TEXT TO READ:
___
What Powell would like, it seems plain to me from his book, is to emerge as a third-party candidate like Ross Perot. But that will be a rocky road. The odds are stacked against any third-party candidate, especially - like Powell, but unlike Perot - one who will be dependent for resources on what he can raise.

Yet such is his combination of ability and experience, quietly held moral values and sheer personal charm that, especially in the present volatile climate of American politics, I do not believe that anyone can rule out his chances.

At least one of the heroes of every successful American war has gone on to the White House: George Washington, Andrew Jackson after the war of 1812, Zachary Taylor from the halls of Montezuma, Ulysses S Grant and Teddy Roosevelt from the Spanish-American war and Ike, supreme commander in the Second World War. Douglas MacArthur, who tried and failed to join that lineage, reminded us that old soldiers never die, they just fade away.

Even if Colin Powell does fade away, he has written a book of unusual interest. His account of growing up black in "Banana Kelly", the South Bronx neighbourhood where his parents lived before they won on the "numbers" lottery and moved to suburban Queen's, is as well done as his account of the Gulf War in which, he subtly suggests, Stormin' Norman Schwartzkopf did not display quite such confidence as it appeared.

Colin Powell is a soldier from his cap to his boots, but he has some engagingly human traits, and he doesn't mind owning up to some of the less disqualifying of them. He lost his pistol on one of his first assignments as a young lieutenant in Germany, and it didn't stop him coming back as commander of an army corps 30 years later. Shortly after retiring from the army, he ran out of gas on the Beltway, the orbital motorway which divides Washington from red-blooded America, and - we are left to infer - that won't necessarily mean that his career inside the Beltway is out of gas.
___
DATASET ENTRIES:
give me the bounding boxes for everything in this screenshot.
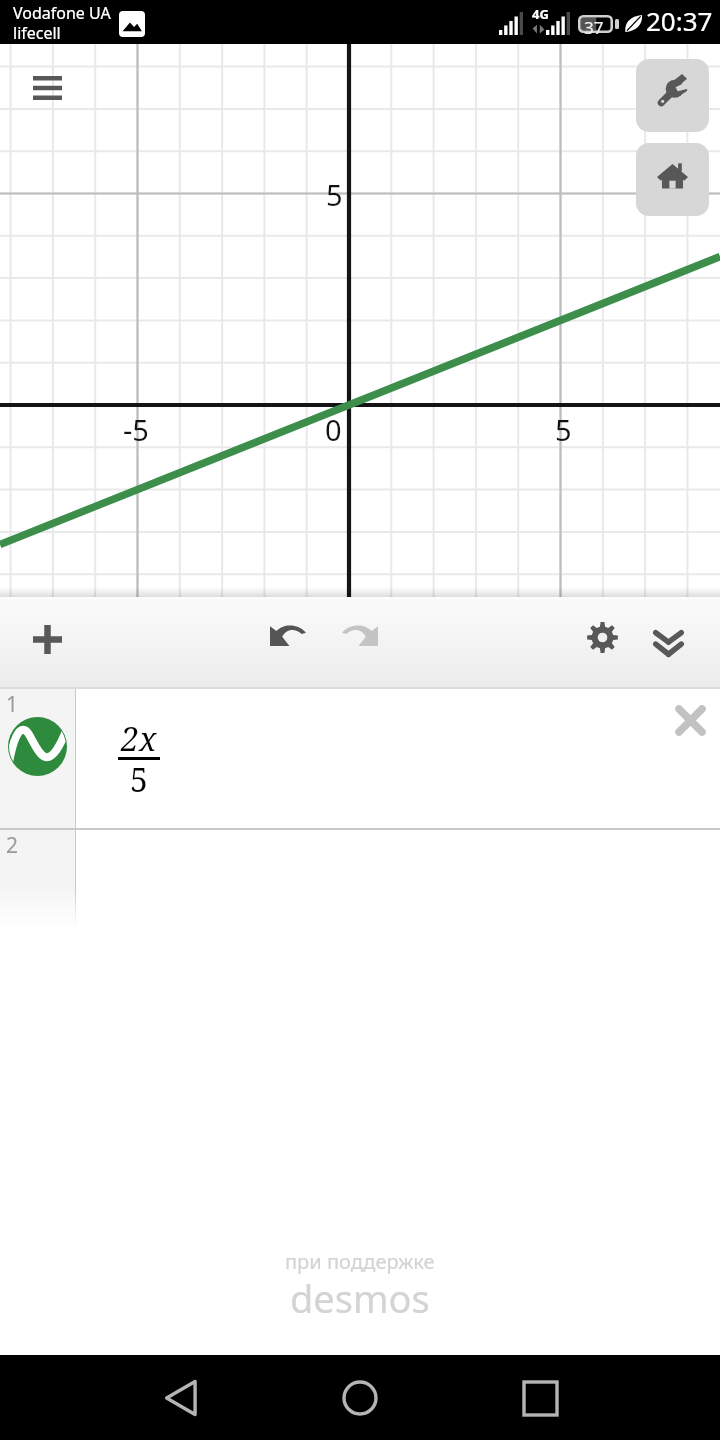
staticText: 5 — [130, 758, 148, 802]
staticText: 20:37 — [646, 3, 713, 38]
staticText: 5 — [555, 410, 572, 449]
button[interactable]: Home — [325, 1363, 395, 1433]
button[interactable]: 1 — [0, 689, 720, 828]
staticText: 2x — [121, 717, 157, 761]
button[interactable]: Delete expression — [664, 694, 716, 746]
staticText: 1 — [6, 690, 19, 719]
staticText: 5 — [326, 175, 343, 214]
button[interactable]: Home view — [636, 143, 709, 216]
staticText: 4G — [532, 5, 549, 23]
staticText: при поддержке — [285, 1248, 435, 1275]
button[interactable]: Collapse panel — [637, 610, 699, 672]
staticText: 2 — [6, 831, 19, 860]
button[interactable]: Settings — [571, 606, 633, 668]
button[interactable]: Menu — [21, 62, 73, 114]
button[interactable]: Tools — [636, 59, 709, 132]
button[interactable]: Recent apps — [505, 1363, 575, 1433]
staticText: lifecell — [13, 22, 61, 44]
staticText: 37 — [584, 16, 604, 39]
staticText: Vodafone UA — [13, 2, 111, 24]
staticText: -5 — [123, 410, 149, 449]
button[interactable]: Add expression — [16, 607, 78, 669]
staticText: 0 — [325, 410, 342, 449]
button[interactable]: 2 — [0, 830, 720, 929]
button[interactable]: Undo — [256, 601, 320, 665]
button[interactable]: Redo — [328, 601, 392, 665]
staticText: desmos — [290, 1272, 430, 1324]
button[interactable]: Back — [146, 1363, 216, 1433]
___
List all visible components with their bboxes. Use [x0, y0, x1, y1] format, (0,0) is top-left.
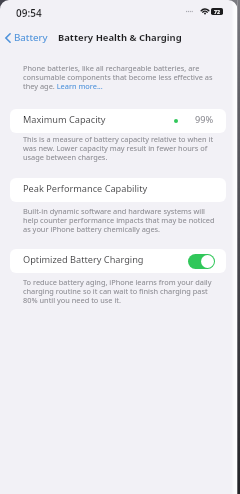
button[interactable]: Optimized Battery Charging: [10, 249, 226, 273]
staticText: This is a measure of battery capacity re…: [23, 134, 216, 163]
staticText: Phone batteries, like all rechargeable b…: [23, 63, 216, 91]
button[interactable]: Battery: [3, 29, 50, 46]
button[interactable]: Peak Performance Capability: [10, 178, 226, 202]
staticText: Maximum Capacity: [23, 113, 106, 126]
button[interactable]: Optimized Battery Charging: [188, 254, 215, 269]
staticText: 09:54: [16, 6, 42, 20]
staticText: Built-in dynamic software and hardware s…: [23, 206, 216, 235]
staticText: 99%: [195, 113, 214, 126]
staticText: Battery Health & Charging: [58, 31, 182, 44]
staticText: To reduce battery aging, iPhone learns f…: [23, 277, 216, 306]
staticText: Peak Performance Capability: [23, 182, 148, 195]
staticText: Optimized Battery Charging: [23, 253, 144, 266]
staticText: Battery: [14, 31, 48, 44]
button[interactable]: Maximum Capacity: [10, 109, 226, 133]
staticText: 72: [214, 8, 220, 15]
___
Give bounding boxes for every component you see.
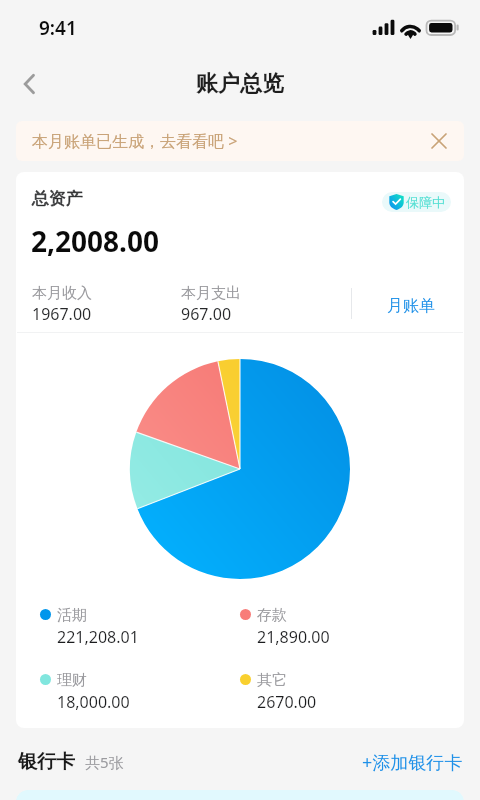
___
WRITTEN TASKS:
a) According to the review of Colin Powell's book, where did Powell lose his pistol?
b) Carry on the review of Colin Powell's book from its last sentence.

WRITTEN RESPONSES:
a) In Germany, on one of his first assignments as a young lieutenant.

b)
His hobby is fixing up ancient Volvos. "My idea of a good time is to disconnect every wire, tube, hose, cable and bolt of an engine ... as I stand there, grease-stained and triumphant". This may be a campaign biography, but the campaigner comes across as a nice man, with a sense of decency and a sense of humour.

It also leaves a thought for us to ponder. When his mother died, he found the British passports his parents had taken with them to New York, "two solemn-faced black immigrants from a tiny British colony" whose son was about to be knighted by the Queen of England. Had they, he reflects, shipped out for Southampton instead of New York, he might have made sergeant-major in a modest British regiment, but not British defence chief. I don't think we can argue with that, and the idea that we cannot plausibly claim that we offer a fair chance to people like Colin Powell does not fill me with pride.